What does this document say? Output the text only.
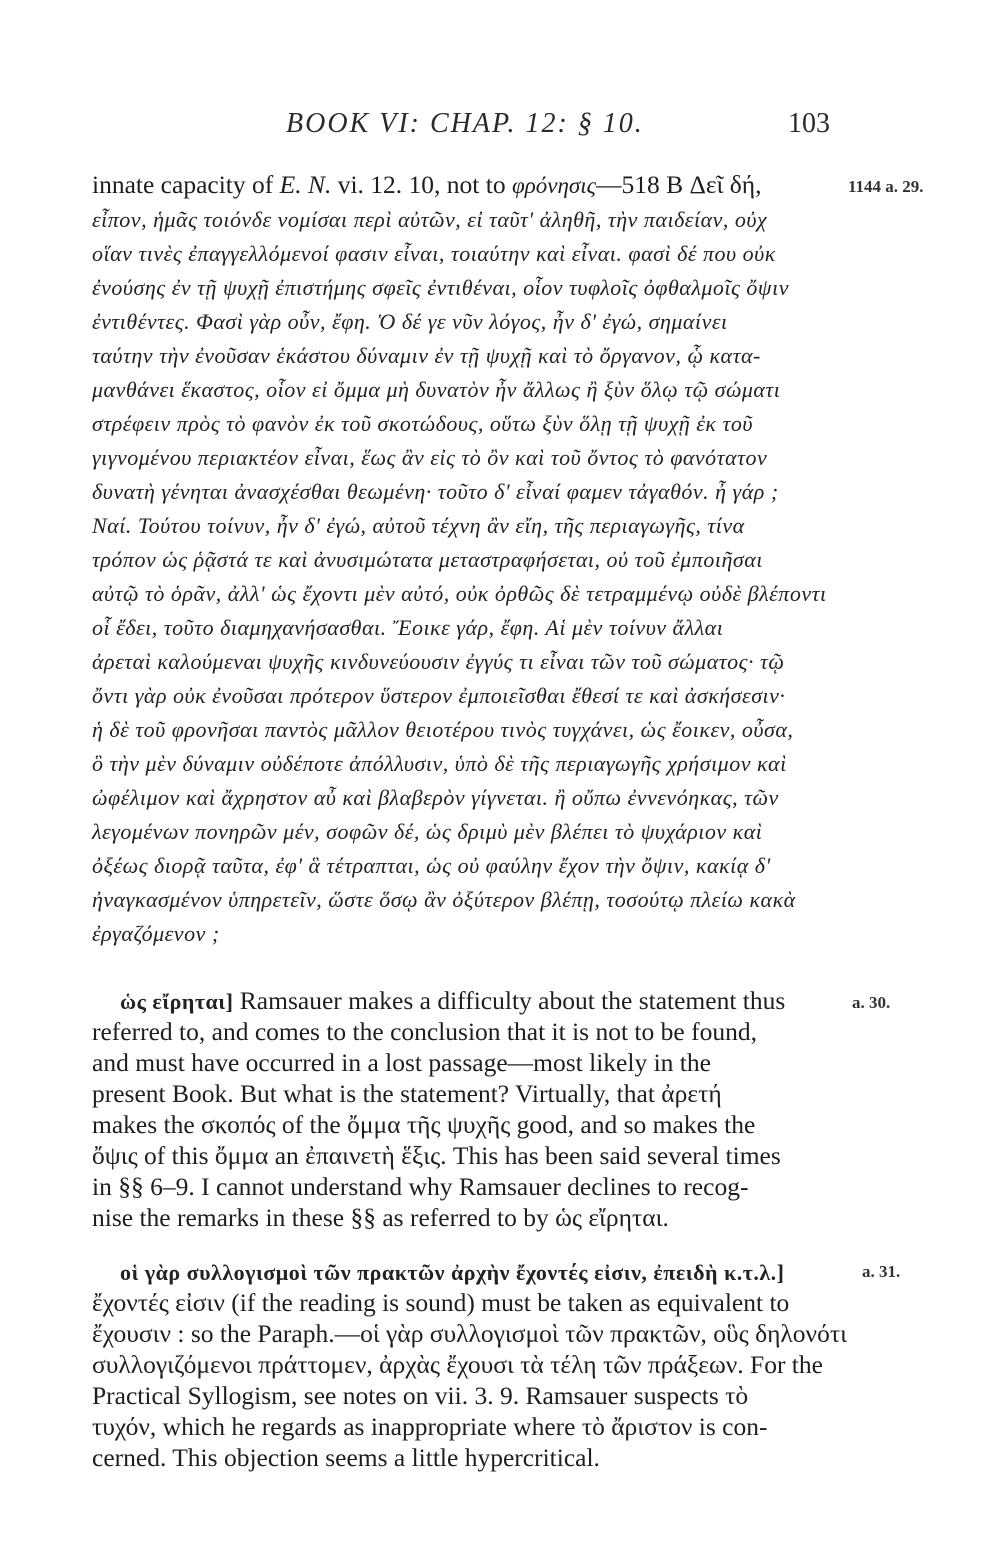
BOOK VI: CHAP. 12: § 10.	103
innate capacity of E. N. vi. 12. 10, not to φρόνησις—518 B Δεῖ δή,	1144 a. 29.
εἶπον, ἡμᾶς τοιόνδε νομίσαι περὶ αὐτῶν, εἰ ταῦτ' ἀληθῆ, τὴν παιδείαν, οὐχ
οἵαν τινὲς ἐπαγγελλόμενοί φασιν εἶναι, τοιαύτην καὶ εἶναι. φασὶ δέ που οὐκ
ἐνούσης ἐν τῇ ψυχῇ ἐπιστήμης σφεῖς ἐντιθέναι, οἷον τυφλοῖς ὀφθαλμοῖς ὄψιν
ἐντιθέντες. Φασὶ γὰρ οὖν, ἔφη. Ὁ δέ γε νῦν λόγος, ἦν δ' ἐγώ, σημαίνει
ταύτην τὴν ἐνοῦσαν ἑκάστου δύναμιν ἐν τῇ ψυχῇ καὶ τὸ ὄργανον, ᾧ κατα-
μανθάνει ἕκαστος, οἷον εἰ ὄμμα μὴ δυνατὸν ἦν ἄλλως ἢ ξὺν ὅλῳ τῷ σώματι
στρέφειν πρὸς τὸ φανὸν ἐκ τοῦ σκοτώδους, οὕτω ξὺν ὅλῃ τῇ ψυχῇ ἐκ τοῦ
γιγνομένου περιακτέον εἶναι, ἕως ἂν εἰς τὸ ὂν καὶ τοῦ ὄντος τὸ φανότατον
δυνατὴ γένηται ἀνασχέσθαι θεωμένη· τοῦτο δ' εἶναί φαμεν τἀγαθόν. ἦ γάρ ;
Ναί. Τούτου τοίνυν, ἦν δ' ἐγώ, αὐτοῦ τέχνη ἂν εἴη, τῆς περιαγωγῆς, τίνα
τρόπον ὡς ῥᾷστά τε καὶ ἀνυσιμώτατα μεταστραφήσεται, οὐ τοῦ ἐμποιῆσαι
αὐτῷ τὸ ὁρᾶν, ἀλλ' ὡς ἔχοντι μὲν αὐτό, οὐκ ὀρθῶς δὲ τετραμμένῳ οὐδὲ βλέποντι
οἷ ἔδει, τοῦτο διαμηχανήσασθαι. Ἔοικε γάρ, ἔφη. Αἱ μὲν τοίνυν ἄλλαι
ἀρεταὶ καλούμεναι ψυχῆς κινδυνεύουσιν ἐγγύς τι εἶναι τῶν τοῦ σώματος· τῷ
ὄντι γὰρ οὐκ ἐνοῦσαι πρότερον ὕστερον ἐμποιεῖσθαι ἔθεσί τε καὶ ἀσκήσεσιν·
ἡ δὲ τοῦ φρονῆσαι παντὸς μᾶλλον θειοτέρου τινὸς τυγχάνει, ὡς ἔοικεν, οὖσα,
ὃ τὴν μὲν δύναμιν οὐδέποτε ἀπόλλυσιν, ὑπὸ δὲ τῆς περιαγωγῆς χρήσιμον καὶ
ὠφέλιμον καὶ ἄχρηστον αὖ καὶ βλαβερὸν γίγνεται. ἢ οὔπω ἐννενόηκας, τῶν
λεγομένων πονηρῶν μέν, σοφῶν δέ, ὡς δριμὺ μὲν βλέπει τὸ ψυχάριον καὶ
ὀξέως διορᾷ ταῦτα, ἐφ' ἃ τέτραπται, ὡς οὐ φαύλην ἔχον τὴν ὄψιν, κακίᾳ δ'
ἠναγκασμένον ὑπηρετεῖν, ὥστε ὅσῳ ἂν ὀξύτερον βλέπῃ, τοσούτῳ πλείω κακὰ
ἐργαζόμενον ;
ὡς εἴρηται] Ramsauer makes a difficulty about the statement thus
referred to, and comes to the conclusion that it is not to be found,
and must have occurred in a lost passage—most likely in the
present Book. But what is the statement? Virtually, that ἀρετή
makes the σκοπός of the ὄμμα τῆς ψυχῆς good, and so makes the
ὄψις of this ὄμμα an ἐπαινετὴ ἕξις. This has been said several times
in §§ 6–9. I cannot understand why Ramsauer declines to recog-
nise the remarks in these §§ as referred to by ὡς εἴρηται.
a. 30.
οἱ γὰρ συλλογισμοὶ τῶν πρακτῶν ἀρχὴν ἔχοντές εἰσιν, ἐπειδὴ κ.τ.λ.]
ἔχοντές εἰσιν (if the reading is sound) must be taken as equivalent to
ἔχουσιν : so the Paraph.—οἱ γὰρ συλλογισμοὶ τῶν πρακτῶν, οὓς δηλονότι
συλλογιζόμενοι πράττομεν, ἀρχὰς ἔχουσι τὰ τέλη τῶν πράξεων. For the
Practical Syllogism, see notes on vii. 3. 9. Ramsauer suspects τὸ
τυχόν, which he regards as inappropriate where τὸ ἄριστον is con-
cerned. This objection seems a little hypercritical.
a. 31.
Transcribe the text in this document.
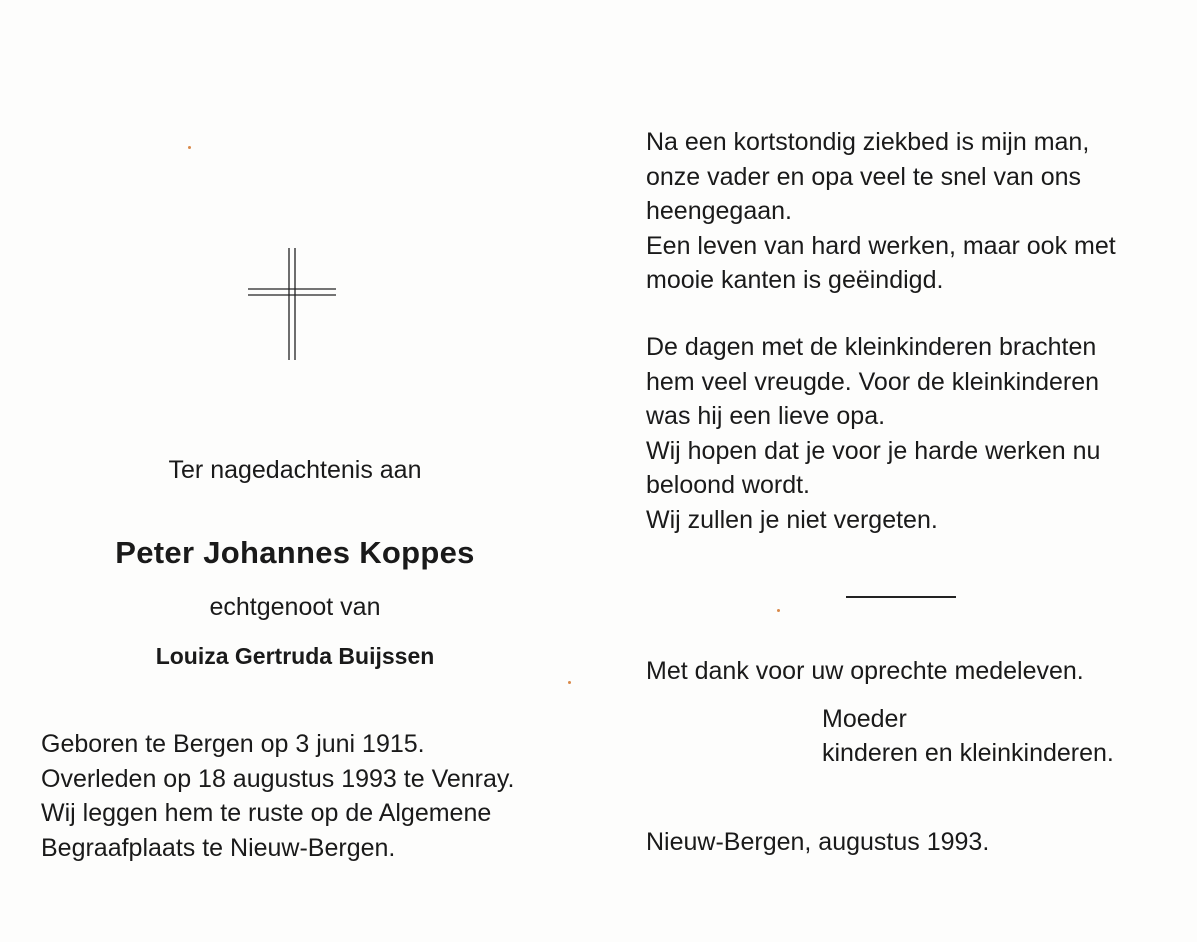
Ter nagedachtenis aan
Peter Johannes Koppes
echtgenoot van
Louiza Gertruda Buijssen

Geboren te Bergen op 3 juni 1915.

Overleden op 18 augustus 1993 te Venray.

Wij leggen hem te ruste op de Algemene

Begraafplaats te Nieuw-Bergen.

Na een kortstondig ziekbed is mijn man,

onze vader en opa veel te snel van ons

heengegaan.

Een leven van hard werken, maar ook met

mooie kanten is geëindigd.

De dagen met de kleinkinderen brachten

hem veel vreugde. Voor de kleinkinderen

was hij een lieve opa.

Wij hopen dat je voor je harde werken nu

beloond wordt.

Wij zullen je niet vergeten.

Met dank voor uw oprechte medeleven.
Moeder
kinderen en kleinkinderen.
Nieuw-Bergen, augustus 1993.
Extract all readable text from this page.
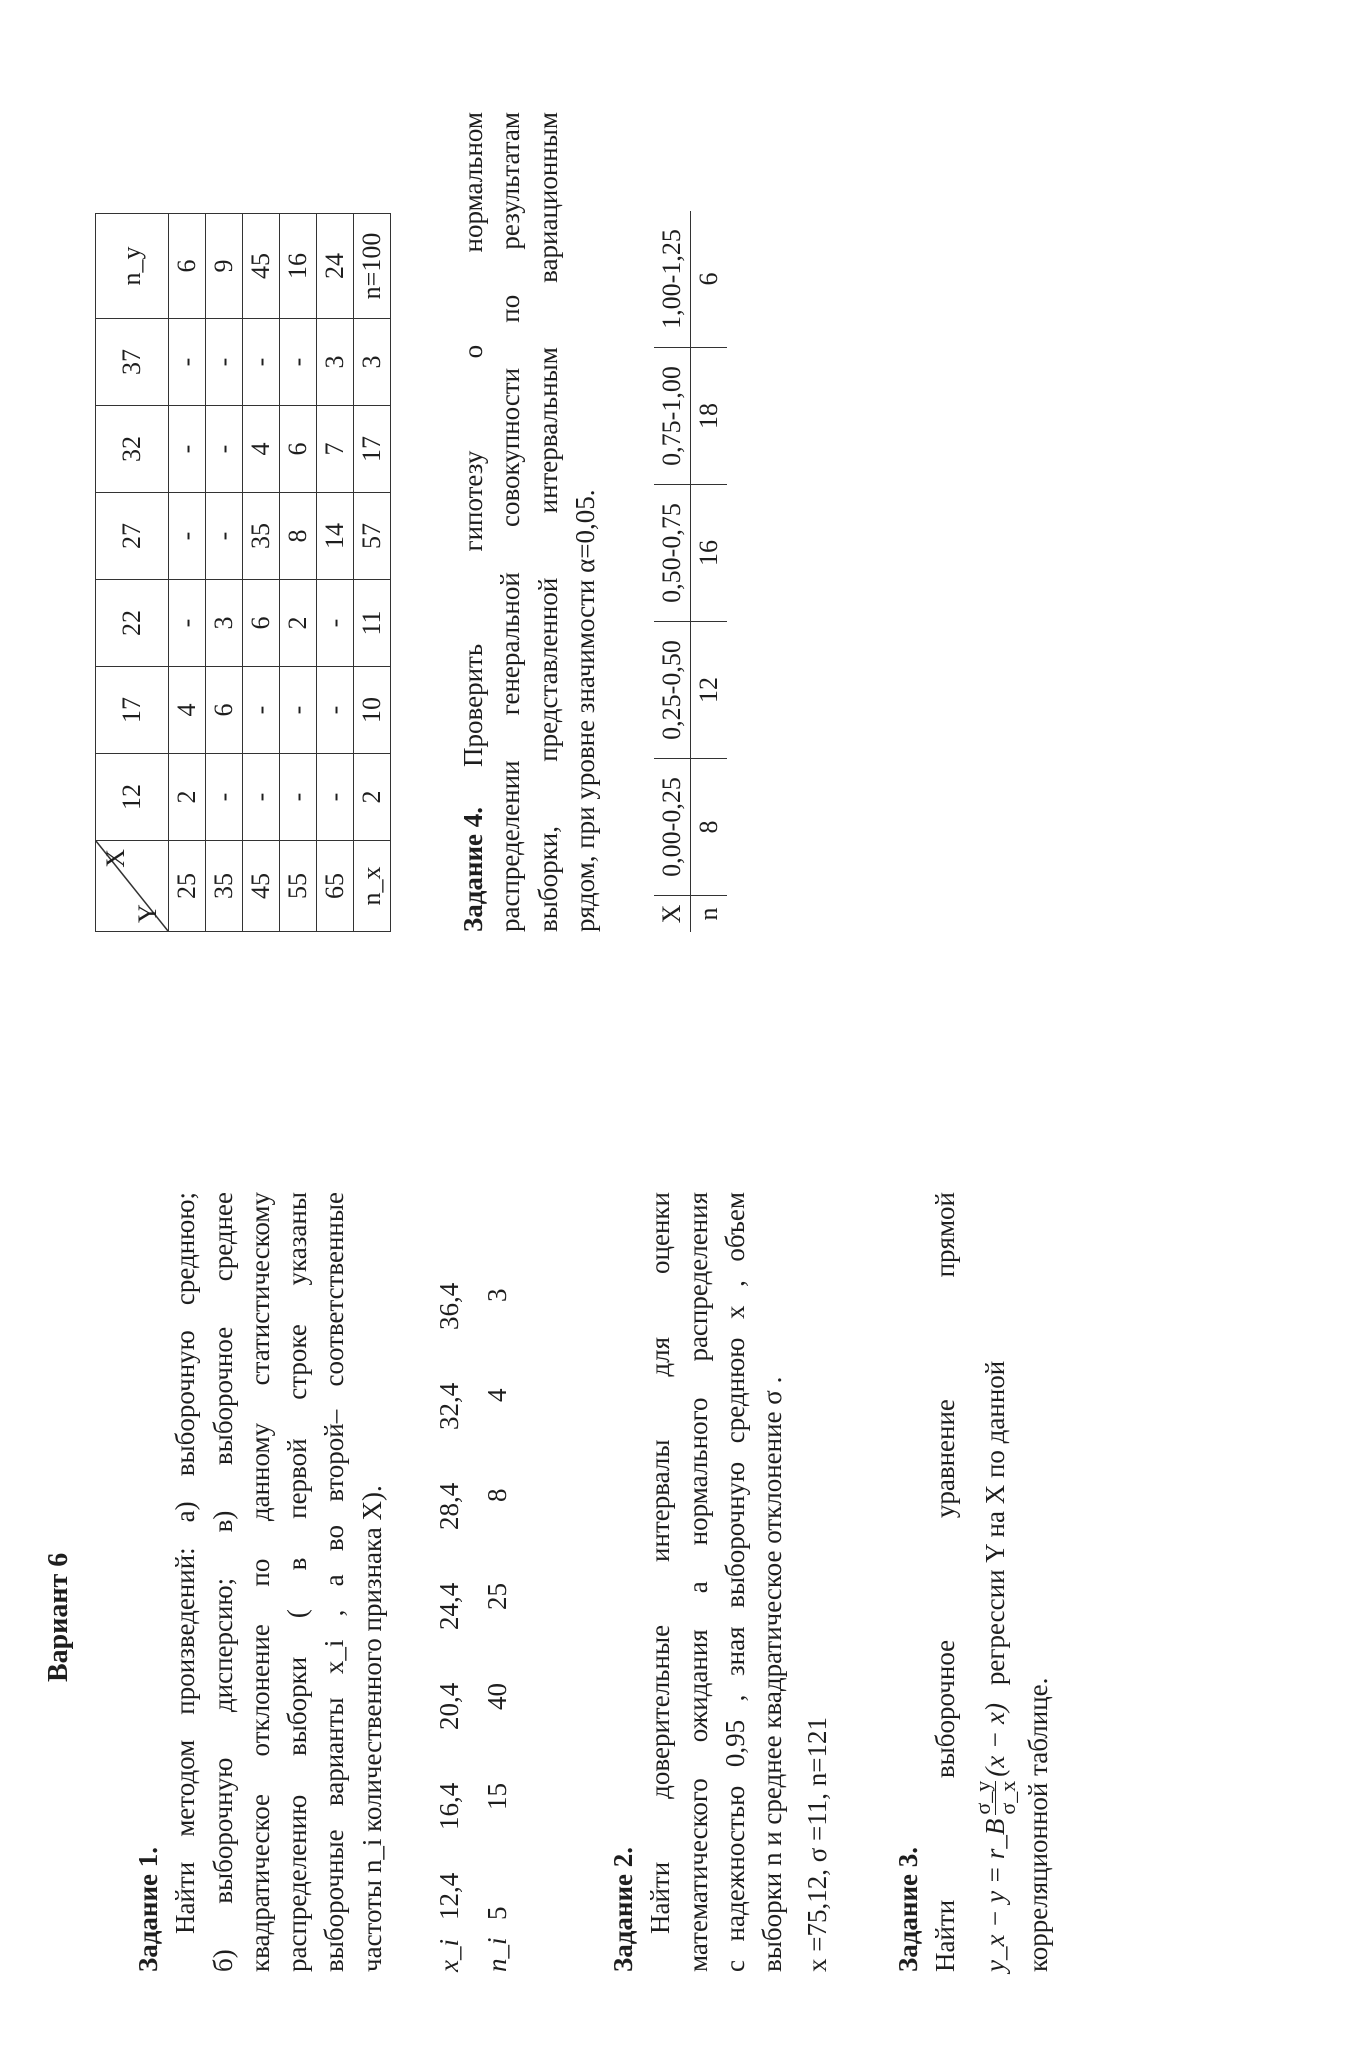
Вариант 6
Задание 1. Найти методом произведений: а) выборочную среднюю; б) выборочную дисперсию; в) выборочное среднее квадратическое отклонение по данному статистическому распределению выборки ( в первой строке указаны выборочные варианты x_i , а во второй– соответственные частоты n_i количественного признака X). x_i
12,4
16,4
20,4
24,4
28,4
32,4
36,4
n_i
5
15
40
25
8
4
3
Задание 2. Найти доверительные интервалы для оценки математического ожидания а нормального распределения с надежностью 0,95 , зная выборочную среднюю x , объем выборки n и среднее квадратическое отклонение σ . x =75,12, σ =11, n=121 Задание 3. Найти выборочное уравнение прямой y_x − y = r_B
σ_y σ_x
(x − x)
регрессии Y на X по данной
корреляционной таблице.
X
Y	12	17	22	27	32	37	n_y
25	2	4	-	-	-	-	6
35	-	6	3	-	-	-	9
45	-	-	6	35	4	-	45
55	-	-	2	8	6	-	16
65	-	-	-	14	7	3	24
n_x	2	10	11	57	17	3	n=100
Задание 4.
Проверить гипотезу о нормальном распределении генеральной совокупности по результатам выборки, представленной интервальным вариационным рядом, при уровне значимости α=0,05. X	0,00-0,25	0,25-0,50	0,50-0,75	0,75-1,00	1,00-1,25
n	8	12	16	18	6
____
> _Task instructions_: Without the pictures, print the records in full, exactly as they appear.

> _Reply to the task_:
What does this document say? Output the text only.
BOOK VI: CHAP. 12: § 10.	103
innate capacity of E. N. vi. 12. 10, not to φρόνησις—518 B Δεῖ δή,	1144 a. 29.
εἶπον, ἡμᾶς τοιόνδε νομίσαι περὶ αὐτῶν, εἰ ταῦτ' ἀληθῆ, τὴν παιδείαν, οὐχ
οἵαν τινὲς ἐπαγγελλόμενοί φασιν εἶναι, τοιαύτην καὶ εἶναι. φασὶ δέ που οὐκ
ἐνούσης ἐν τῇ ψυχῇ ἐπιστήμης σφεῖς ἐντιθέναι, οἷον τυφλοῖς ὀφθαλμοῖς ὄψιν
ἐντιθέντες. Φασὶ γὰρ οὖν, ἔφη. Ὁ δέ γε νῦν λόγος, ἦν δ' ἐγώ, σημαίνει
ταύτην τὴν ἐνοῦσαν ἑκάστου δύναμιν ἐν τῇ ψυχῇ καὶ τὸ ὄργανον, ᾧ κατα-
μανθάνει ἕκαστος, οἷον εἰ ὄμμα μὴ δυνατὸν ἦν ἄλλως ἢ ξὺν ὅλῳ τῷ σώματι
στρέφειν πρὸς τὸ φανὸν ἐκ τοῦ σκοτώδους, οὕτω ξὺν ὅλῃ τῇ ψυχῇ ἐκ τοῦ
γιγνομένου περιακτέον εἶναι, ἕως ἂν εἰς τὸ ὂν καὶ τοῦ ὄντος τὸ φανότατον
δυνατὴ γένηται ἀνασχέσθαι θεωμένη· τοῦτο δ' εἶναί φαμεν τἀγαθόν. ἦ γάρ ;
Ναί. Τούτου τοίνυν, ἦν δ' ἐγώ, αὐτοῦ τέχνη ἂν εἴη, τῆς περιαγωγῆς, τίνα
τρόπον ὡς ῥᾷστά τε καὶ ἀνυσιμώτατα μεταστραφήσεται, οὐ τοῦ ἐμποιῆσαι
αὐτῷ τὸ ὁρᾶν, ἀλλ' ὡς ἔχοντι μὲν αὐτό, οὐκ ὀρθῶς δὲ τετραμμένῳ οὐδὲ βλέποντι
οἷ ἔδει, τοῦτο διαμηχανήσασθαι. Ἔοικε γάρ, ἔφη. Αἱ μὲν τοίνυν ἄλλαι
ἀρεταὶ καλούμεναι ψυχῆς κινδυνεύουσιν ἐγγύς τι εἶναι τῶν τοῦ σώματος· τῷ
ὄντι γὰρ οὐκ ἐνοῦσαι πρότερον ὕστερον ἐμποιεῖσθαι ἔθεσί τε καὶ ἀσκήσεσιν·
ἡ δὲ τοῦ φρονῆσαι παντὸς μᾶλλον θειοτέρου τινὸς τυγχάνει, ὡς ἔοικεν, οὖσα,
ὃ τὴν μὲν δύναμιν οὐδέποτε ἀπόλλυσιν, ὑπὸ δὲ τῆς περιαγωγῆς χρήσιμον καὶ
ὠφέλιμον καὶ ἄχρηστον αὖ καὶ βλαβερὸν γίγνεται. ἢ οὔπω ἐννενόηκας, τῶν
λεγομένων πονηρῶν μέν, σοφῶν δέ, ὡς δριμὺ μὲν βλέπει τὸ ψυχάριον καὶ
ὀξέως διορᾷ ταῦτα, ἐφ' ἃ τέτραπται, ὡς οὐ φαύλην ἔχον τὴν ὄψιν, κακίᾳ δ'
ἠναγκασμένον ὑπηρετεῖν, ὥστε ὅσῳ ἂν ὀξύτερον βλέπῃ, τοσούτῳ πλείω κακὰ
ἐργαζόμενον ;
ὡς εἴρηται] Ramsauer makes a difficulty about the statement thus
referred to, and comes to the conclusion that it is not to be found,
and must have occurred in a lost passage—most likely in the
present Book. But what is the statement? Virtually, that ἀρετή
makes the σκοπός of the ὄμμα τῆς ψυχῆς good, and so makes the
ὄψις of this ὄμμα an ἐπαινετὴ ἕξις. This has been said several times
in §§ 6–9. I cannot understand why Ramsauer declines to recog-
nise the remarks in these §§ as referred to by ὡς εἴρηται.
a. 30.
οἱ γὰρ συλλογισμοὶ τῶν πρακτῶν ἀρχὴν ἔχοντές εἰσιν, ἐπειδὴ κ.τ.λ.]
ἔχοντές εἰσιν (if the reading is sound) must be taken as equivalent to
ἔχουσιν : so the Paraph.—οἱ γὰρ συλλογισμοὶ τῶν πρακτῶν, οὓς δηλονότι
συλλογιζόμενοι πράττομεν, ἀρχὰς ἔχουσι τὰ τέλη τῶν πράξεων. For the
Practical Syllogism, see notes on vii. 3. 9. Ramsauer suspects τὸ
τυχόν, which he regards as inappropriate where τὸ ἄριστον is con-
cerned. This objection seems a little hypercritical.
a. 31.
Transcribe the text in this document.
Ter nagedachtenis aan
Peter Johannes Koppes
echtgenoot van
Louiza Gertruda Buijssen

Geboren te Bergen op 3 juni 1915.

Overleden op 18 augustus 1993 te Venray.

Wij leggen hem te ruste op de Algemene

Begraafplaats te Nieuw-Bergen.

Na een kortstondig ziekbed is mijn man,

onze vader en opa veel te snel van ons

heengegaan.

Een leven van hard werken, maar ook met

mooie kanten is geëindigd.

De dagen met de kleinkinderen brachten

hem veel vreugde. Voor de kleinkinderen

was hij een lieve opa.

Wij hopen dat je voor je harde werken nu

beloond wordt.

Wij zullen je niet vergeten.

Met dank voor uw oprechte medeleven.
Moeder
kinderen en kleinkinderen.
Nieuw-Bergen, augustus 1993.
Extract all readable text from this page.
Вариант 6
Задание 1. Найти методом произведений: а) выборочную среднюю; б) выборочную дисперсию; в) выборочное среднее квадратическое отклонение по данному статистическому распределению выборки ( в первой строке указаны выборочные варианты x_i , а во второй– соответственные частоты n_i количественного признака X). x_i
12,4
16,4
20,4
24,4
28,4
32,4
36,4
n_i
5
15
40
25
8
4
3
Задание 2. Найти доверительные интервалы для оценки математического ожидания а нормального распределения с надежностью 0,95 , зная выборочную среднюю x , объем выборки n и среднее квадратическое отклонение σ . x =75,12, σ =11, n=121 Задание 3. Найти выборочное уравнение прямой y_x − y = r_B
σ_y σ_x
(x − x)
регрессии Y на X по данной
корреляционной таблице.
X
Y	12	17	22	27	32	37	n_y
25	2	4	-	-	-	-	6
35	-	6	3	-	-	-	9
45	-	-	6	35	4	-	45
55	-	-	2	8	6	-	16
65	-	-	-	14	7	3	24
n_x	2	10	11	57	17	3	n=100
Задание 4.
Проверить гипотезу о нормальном распределении генеральной совокупности по результатам выборки, представленной интервальным вариационным рядом, при уровне значимости α=0,05. X	0,00-0,25	0,25-0,50	0,50-0,75	0,75-1,00	1,00-1,25
n	8	12	16	18	6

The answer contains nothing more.